RECORDED INFORMATION:
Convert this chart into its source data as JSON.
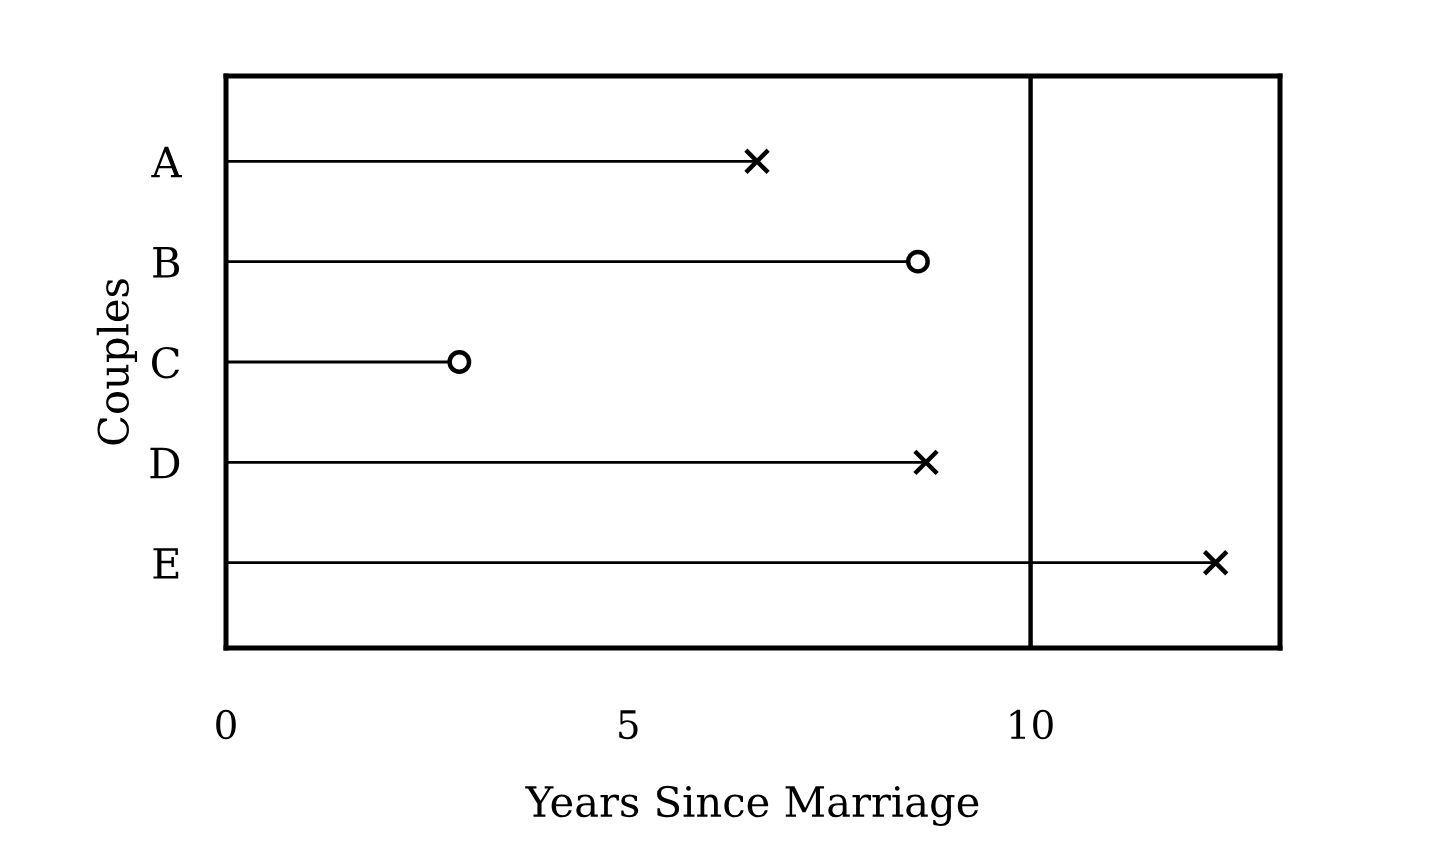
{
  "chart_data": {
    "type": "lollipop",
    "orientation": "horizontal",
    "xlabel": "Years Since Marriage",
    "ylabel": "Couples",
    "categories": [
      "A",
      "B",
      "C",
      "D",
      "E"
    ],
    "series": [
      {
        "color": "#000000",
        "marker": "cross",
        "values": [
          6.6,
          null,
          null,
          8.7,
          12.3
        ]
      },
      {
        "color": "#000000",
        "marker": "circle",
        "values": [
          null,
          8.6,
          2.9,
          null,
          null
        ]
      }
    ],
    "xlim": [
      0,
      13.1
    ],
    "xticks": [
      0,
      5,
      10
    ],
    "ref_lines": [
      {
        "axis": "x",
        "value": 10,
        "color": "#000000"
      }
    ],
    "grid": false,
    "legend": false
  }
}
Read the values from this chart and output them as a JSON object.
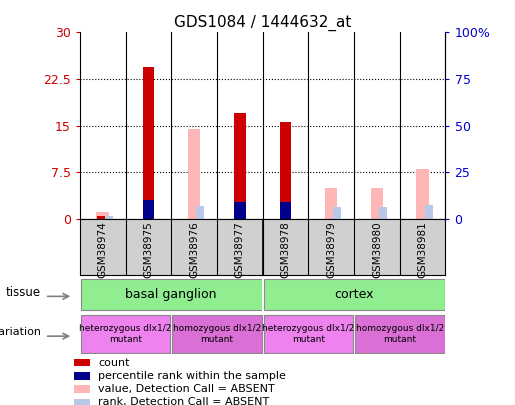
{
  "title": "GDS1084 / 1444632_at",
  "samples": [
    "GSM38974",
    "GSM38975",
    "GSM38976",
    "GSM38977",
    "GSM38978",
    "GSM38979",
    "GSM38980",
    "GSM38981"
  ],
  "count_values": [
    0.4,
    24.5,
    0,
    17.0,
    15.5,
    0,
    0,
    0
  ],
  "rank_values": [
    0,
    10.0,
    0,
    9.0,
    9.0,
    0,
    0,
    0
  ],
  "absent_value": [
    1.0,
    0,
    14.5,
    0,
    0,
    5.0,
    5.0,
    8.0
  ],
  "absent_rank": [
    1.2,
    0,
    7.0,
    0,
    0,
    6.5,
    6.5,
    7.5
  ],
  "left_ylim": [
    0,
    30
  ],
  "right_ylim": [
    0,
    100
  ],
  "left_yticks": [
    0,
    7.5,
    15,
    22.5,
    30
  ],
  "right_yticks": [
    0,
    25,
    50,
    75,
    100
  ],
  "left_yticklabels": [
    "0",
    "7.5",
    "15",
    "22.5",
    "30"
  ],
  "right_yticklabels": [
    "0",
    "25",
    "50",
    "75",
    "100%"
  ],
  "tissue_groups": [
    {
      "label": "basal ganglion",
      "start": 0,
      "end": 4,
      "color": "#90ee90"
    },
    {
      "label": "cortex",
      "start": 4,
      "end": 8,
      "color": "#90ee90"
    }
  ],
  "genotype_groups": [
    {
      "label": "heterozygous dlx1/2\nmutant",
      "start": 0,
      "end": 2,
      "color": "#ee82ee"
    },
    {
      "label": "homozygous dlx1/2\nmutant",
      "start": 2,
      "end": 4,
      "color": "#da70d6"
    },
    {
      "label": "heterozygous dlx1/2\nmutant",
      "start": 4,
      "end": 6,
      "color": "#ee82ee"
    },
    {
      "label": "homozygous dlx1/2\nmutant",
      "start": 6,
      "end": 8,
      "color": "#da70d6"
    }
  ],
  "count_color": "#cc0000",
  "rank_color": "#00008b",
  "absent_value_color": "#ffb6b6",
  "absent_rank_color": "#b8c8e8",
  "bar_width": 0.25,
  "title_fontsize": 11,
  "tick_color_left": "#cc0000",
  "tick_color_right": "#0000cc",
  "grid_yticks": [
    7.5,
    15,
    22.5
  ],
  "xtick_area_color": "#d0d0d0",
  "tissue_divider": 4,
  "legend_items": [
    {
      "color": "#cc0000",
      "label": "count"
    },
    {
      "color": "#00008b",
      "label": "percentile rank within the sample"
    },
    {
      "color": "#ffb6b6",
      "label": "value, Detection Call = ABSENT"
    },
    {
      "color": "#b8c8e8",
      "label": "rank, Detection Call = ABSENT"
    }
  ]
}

THE REQUEST:
Write out the whole listing again, exactly, with no pictures.

RESPONSE FOR THIS EXERCISE:
Convert this chart into its source data as JSON.
{
  "chart_data": {
    "type": "lollipop",
    "orientation": "horizontal",
    "xlabel": "Years Since Marriage",
    "ylabel": "Couples",
    "categories": [
      "A",
      "B",
      "C",
      "D",
      "E"
    ],
    "series": [
      {
        "color": "#000000",
        "marker": "cross",
        "values": [
          6.6,
          null,
          null,
          8.7,
          12.3
        ]
      },
      {
        "color": "#000000",
        "marker": "circle",
        "values": [
          null,
          8.6,
          2.9,
          null,
          null
        ]
      }
    ],
    "xlim": [
      0,
      13.1
    ],
    "xticks": [
      0,
      5,
      10
    ],
    "ref_lines": [
      {
        "axis": "x",
        "value": 10,
        "color": "#000000"
      }
    ],
    "grid": false,
    "legend": false
  }
}
Read the values from this chart and output them as a JSON object.
{
  "title": "GDS1084 / 1444632_at",
  "samples": [
    "GSM38974",
    "GSM38975",
    "GSM38976",
    "GSM38977",
    "GSM38978",
    "GSM38979",
    "GSM38980",
    "GSM38981"
  ],
  "count_values": [
    0.4,
    24.5,
    0,
    17.0,
    15.5,
    0,
    0,
    0
  ],
  "rank_values": [
    0,
    10.0,
    0,
    9.0,
    9.0,
    0,
    0,
    0
  ],
  "absent_value": [
    1.0,
    0,
    14.5,
    0,
    0,
    5.0,
    5.0,
    8.0
  ],
  "absent_rank": [
    1.2,
    0,
    7.0,
    0,
    0,
    6.5,
    6.5,
    7.5
  ],
  "left_ylim": [
    0,
    30
  ],
  "right_ylim": [
    0,
    100
  ],
  "left_yticks": [
    0,
    7.5,
    15,
    22.5,
    30
  ],
  "right_yticks": [
    0,
    25,
    50,
    75,
    100
  ],
  "left_yticklabels": [
    "0",
    "7.5",
    "15",
    "22.5",
    "30"
  ],
  "right_yticklabels": [
    "0",
    "25",
    "50",
    "75",
    "100%"
  ],
  "tissue_groups": [
    {
      "label": "basal ganglion",
      "start": 0,
      "end": 4,
      "color": "#90ee90"
    },
    {
      "label": "cortex",
      "start": 4,
      "end": 8,
      "color": "#90ee90"
    }
  ],
  "genotype_groups": [
    {
      "label": "heterozygous dlx1/2\nmutant",
      "start": 0,
      "end": 2,
      "color": "#ee82ee"
    },
    {
      "label": "homozygous dlx1/2\nmutant",
      "start": 2,
      "end": 4,
      "color": "#da70d6"
    },
    {
      "label": "heterozygous dlx1/2\nmutant",
      "start": 4,
      "end": 6,
      "color": "#ee82ee"
    },
    {
      "label": "homozygous dlx1/2\nmutant",
      "start": 6,
      "end": 8,
      "color": "#da70d6"
    }
  ],
  "count_color": "#cc0000",
  "rank_color": "#00008b",
  "absent_value_color": "#ffb6b6",
  "absent_rank_color": "#b8c8e8",
  "bar_width": 0.25,
  "title_fontsize": 11,
  "tick_color_left": "#cc0000",
  "tick_color_right": "#0000cc",
  "grid_yticks": [
    7.5,
    15,
    22.5
  ],
  "xtick_area_color": "#d0d0d0",
  "tissue_divider": 4,
  "legend_items": [
    {
      "color": "#cc0000",
      "label": "count"
    },
    {
      "color": "#00008b",
      "label": "percentile rank within the sample"
    },
    {
      "color": "#ffb6b6",
      "label": "value, Detection Call = ABSENT"
    },
    {
      "color": "#b8c8e8",
      "label": "rank, Detection Call = ABSENT"
    }
  ]
}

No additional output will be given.